## Material for this exercise
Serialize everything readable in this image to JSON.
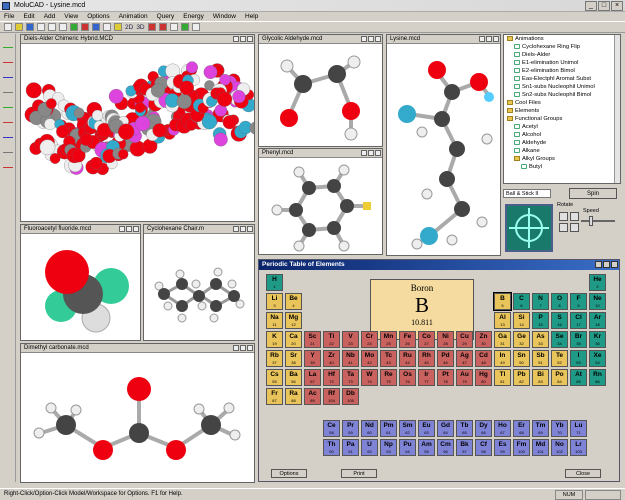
{
  "title": "MoluCAD - Lysine.mcd",
  "window_controls": [
    "_",
    "□",
    "×"
  ],
  "menu": [
    "File",
    "Edit",
    "Add",
    "View",
    "Options",
    "Animation",
    "Query",
    "Energy",
    "Window",
    "Help"
  ],
  "toolbar": {
    "label_2d": "2D",
    "label_3d": "3D"
  },
  "windows": {
    "chimera": "Diels-Alder Chimeric Hybrid.MCD",
    "glycolic": "Glycolic Aldehyde.mcd",
    "lysine": "Lysine.mcd",
    "phenyl": "Phenyl.mcd",
    "fluoroacetyl": "Fluoroacetyl fluoride.mcd",
    "cyclohexane": "Cyclohexane Chair.m",
    "dimethyl": "Dimethyl carbonate.mcd",
    "periodic": "Periodic Table of Elements"
  },
  "tree": [
    {
      "label": "Animations",
      "type": "folder",
      "indent": 0
    },
    {
      "label": "Cyclohexane Ring Flip",
      "type": "leaf",
      "indent": 1
    },
    {
      "label": "Diels-Alder",
      "type": "leaf",
      "indent": 1
    },
    {
      "label": "E1-elimination Unimol",
      "type": "leaf",
      "indent": 1
    },
    {
      "label": "E2-elimination Bimol",
      "type": "leaf",
      "indent": 1
    },
    {
      "label": "Eas-Electphl Aromat Subst",
      "type": "leaf",
      "indent": 1
    },
    {
      "label": "Sn1-subs Nucleophil Unimol",
      "type": "leaf",
      "indent": 1
    },
    {
      "label": "Sn2-subs Nucleophil Bimol",
      "type": "leaf",
      "indent": 1
    },
    {
      "label": "Cool Files",
      "type": "folder",
      "indent": 0
    },
    {
      "label": "Elements",
      "type": "folder",
      "indent": 0
    },
    {
      "label": "Functional Groups",
      "type": "folder",
      "indent": 0
    },
    {
      "label": "Acetyl",
      "type": "leaf",
      "indent": 1
    },
    {
      "label": "Alcohol",
      "type": "leaf",
      "indent": 1
    },
    {
      "label": "Aldehyde",
      "type": "leaf",
      "indent": 1
    },
    {
      "label": "Alkane",
      "type": "leaf",
      "indent": 1
    },
    {
      "label": "Alkyl Groups",
      "type": "folder",
      "indent": 1
    },
    {
      "label": "Butyl",
      "type": "leaf",
      "indent": 2
    }
  ],
  "controls": {
    "render_mode": "Ball & Stick II",
    "spin_label": "Spin",
    "rotate_label": "Rotate",
    "speed_label": "Speed",
    "speed_level": 0.25
  },
  "periodic": {
    "selected": {
      "name": "Boron",
      "symbol": "B",
      "mass": "10.811"
    },
    "buttons": {
      "options": "Options",
      "print": "Print",
      "close": "Close"
    },
    "colors": {
      "alkali": "#e9c45a",
      "alkaline": "#e9c45a",
      "transition": "#c9625f",
      "metalloid": "#e9c45a",
      "nonmetal": "#1f9a86",
      "lanthanide": "#7f83d6",
      "poor": "#e9c45a",
      "noble": "#1f9a86"
    },
    "elements": [
      [
        "H",
        1,
        1,
        1,
        "nonmetal"
      ],
      [
        "He",
        2,
        18,
        1,
        "noble"
      ],
      [
        "Li",
        3,
        1,
        2,
        "alkali"
      ],
      [
        "Be",
        4,
        2,
        2,
        "alkaline"
      ],
      [
        "B",
        5,
        13,
        2,
        "metalloid"
      ],
      [
        "C",
        6,
        14,
        2,
        "nonmetal"
      ],
      [
        "N",
        7,
        15,
        2,
        "nonmetal"
      ],
      [
        "O",
        8,
        16,
        2,
        "nonmetal"
      ],
      [
        "F",
        9,
        17,
        2,
        "nonmetal"
      ],
      [
        "Ne",
        10,
        18,
        2,
        "noble"
      ],
      [
        "Na",
        11,
        1,
        3,
        "alkali"
      ],
      [
        "Mg",
        12,
        2,
        3,
        "alkaline"
      ],
      [
        "Al",
        13,
        13,
        3,
        "poor"
      ],
      [
        "Si",
        14,
        14,
        3,
        "metalloid"
      ],
      [
        "P",
        15,
        15,
        3,
        "nonmetal"
      ],
      [
        "S",
        16,
        16,
        3,
        "nonmetal"
      ],
      [
        "Cl",
        17,
        17,
        3,
        "nonmetal"
      ],
      [
        "Ar",
        18,
        18,
        3,
        "noble"
      ],
      [
        "K",
        19,
        1,
        4,
        "alkali"
      ],
      [
        "Ca",
        20,
        2,
        4,
        "alkaline"
      ],
      [
        "Sc",
        21,
        3,
        4,
        "transition"
      ],
      [
        "Ti",
        22,
        4,
        4,
        "transition"
      ],
      [
        "V",
        23,
        5,
        4,
        "transition"
      ],
      [
        "Cr",
        24,
        6,
        4,
        "transition"
      ],
      [
        "Mn",
        25,
        7,
        4,
        "transition"
      ],
      [
        "Fe",
        26,
        8,
        4,
        "transition"
      ],
      [
        "Co",
        27,
        9,
        4,
        "transition"
      ],
      [
        "Ni",
        28,
        10,
        4,
        "transition"
      ],
      [
        "Cu",
        29,
        11,
        4,
        "transition"
      ],
      [
        "Zn",
        30,
        12,
        4,
        "transition"
      ],
      [
        "Ga",
        31,
        13,
        4,
        "poor"
      ],
      [
        "Ge",
        32,
        14,
        4,
        "metalloid"
      ],
      [
        "As",
        33,
        15,
        4,
        "metalloid"
      ],
      [
        "Se",
        34,
        16,
        4,
        "nonmetal"
      ],
      [
        "Br",
        35,
        17,
        4,
        "nonmetal"
      ],
      [
        "Kr",
        36,
        18,
        4,
        "noble"
      ],
      [
        "Rb",
        37,
        1,
        5,
        "alkali"
      ],
      [
        "Sr",
        38,
        2,
        5,
        "alkaline"
      ],
      [
        "Y",
        39,
        3,
        5,
        "transition"
      ],
      [
        "Zr",
        40,
        4,
        5,
        "transition"
      ],
      [
        "Nb",
        41,
        5,
        5,
        "transition"
      ],
      [
        "Mo",
        42,
        6,
        5,
        "transition"
      ],
      [
        "Tc",
        43,
        7,
        5,
        "transition"
      ],
      [
        "Ru",
        44,
        8,
        5,
        "transition"
      ],
      [
        "Rh",
        45,
        9,
        5,
        "transition"
      ],
      [
        "Pd",
        46,
        10,
        5,
        "transition"
      ],
      [
        "Ag",
        47,
        11,
        5,
        "transition"
      ],
      [
        "Cd",
        48,
        12,
        5,
        "transition"
      ],
      [
        "In",
        49,
        13,
        5,
        "poor"
      ],
      [
        "Sn",
        50,
        14,
        5,
        "poor"
      ],
      [
        "Sb",
        51,
        15,
        5,
        "metalloid"
      ],
      [
        "Te",
        52,
        16,
        5,
        "metalloid"
      ],
      [
        "I",
        53,
        17,
        5,
        "nonmetal"
      ],
      [
        "Xe",
        54,
        18,
        5,
        "noble"
      ],
      [
        "Cs",
        55,
        1,
        6,
        "alkali"
      ],
      [
        "Ba",
        56,
        2,
        6,
        "alkaline"
      ],
      [
        "La",
        57,
        3,
        6,
        "transition"
      ],
      [
        "Hf",
        72,
        4,
        6,
        "transition"
      ],
      [
        "Ta",
        73,
        5,
        6,
        "transition"
      ],
      [
        "W",
        74,
        6,
        6,
        "transition"
      ],
      [
        "Re",
        75,
        7,
        6,
        "transition"
      ],
      [
        "Os",
        76,
        8,
        6,
        "transition"
      ],
      [
        "Ir",
        77,
        9,
        6,
        "transition"
      ],
      [
        "Pt",
        78,
        10,
        6,
        "transition"
      ],
      [
        "Au",
        79,
        11,
        6,
        "transition"
      ],
      [
        "Hg",
        80,
        12,
        6,
        "transition"
      ],
      [
        "Tl",
        81,
        13,
        6,
        "poor"
      ],
      [
        "Pb",
        82,
        14,
        6,
        "poor"
      ],
      [
        "Bi",
        83,
        15,
        6,
        "poor"
      ],
      [
        "Po",
        84,
        16,
        6,
        "metalloid"
      ],
      [
        "At",
        85,
        17,
        6,
        "nonmetal"
      ],
      [
        "Rn",
        86,
        18,
        6,
        "noble"
      ],
      [
        "Fr",
        87,
        1,
        7,
        "alkali"
      ],
      [
        "Ra",
        88,
        2,
        7,
        "alkaline"
      ],
      [
        "Ac",
        89,
        3,
        7,
        "transition"
      ],
      [
        "Rf",
        104,
        4,
        7,
        "transition"
      ],
      [
        "Db",
        105,
        5,
        7,
        "transition"
      ],
      [
        "Ce",
        58,
        4,
        9,
        "lanthanide"
      ],
      [
        "Pr",
        59,
        5,
        9,
        "lanthanide"
      ],
      [
        "Nd",
        60,
        6,
        9,
        "lanthanide"
      ],
      [
        "Pm",
        61,
        7,
        9,
        "lanthanide"
      ],
      [
        "Sm",
        62,
        8,
        9,
        "lanthanide"
      ],
      [
        "Eu",
        63,
        9,
        9,
        "lanthanide"
      ],
      [
        "Gd",
        64,
        10,
        9,
        "lanthanide"
      ],
      [
        "Tb",
        65,
        11,
        9,
        "lanthanide"
      ],
      [
        "Dy",
        66,
        12,
        9,
        "lanthanide"
      ],
      [
        "Ho",
        67,
        13,
        9,
        "lanthanide"
      ],
      [
        "Er",
        68,
        14,
        9,
        "lanthanide"
      ],
      [
        "Tm",
        69,
        15,
        9,
        "lanthanide"
      ],
      [
        "Yb",
        70,
        16,
        9,
        "lanthanide"
      ],
      [
        "Lu",
        71,
        17,
        9,
        "lanthanide"
      ],
      [
        "Th",
        90,
        4,
        10,
        "lanthanide"
      ],
      [
        "Pa",
        91,
        5,
        10,
        "lanthanide"
      ],
      [
        "U",
        92,
        6,
        10,
        "lanthanide"
      ],
      [
        "Np",
        93,
        7,
        10,
        "lanthanide"
      ],
      [
        "Pu",
        94,
        8,
        10,
        "lanthanide"
      ],
      [
        "Am",
        95,
        9,
        10,
        "lanthanide"
      ],
      [
        "Cm",
        96,
        10,
        10,
        "lanthanide"
      ],
      [
        "Bk",
        97,
        11,
        10,
        "lanthanide"
      ],
      [
        "Cf",
        98,
        12,
        10,
        "lanthanide"
      ],
      [
        "Es",
        99,
        13,
        10,
        "lanthanide"
      ],
      [
        "Fm",
        100,
        14,
        10,
        "lanthanide"
      ],
      [
        "Md",
        101,
        15,
        10,
        "lanthanide"
      ],
      [
        "No",
        102,
        16,
        10,
        "lanthanide"
      ],
      [
        "Lr",
        103,
        17,
        10,
        "lanthanide"
      ]
    ]
  },
  "status": {
    "hint": "Right-Click/Option-Click Model/Workspace for Options. F1 for Help.",
    "num": "NUM"
  }
}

## Your instructions
Look through the listing above. Pick out each line with "Aldehyde" and copy it.

## Response to this exercise
    "glycolic": "Glycolic Aldehyde.mcd",
      "label": "Aldehyde",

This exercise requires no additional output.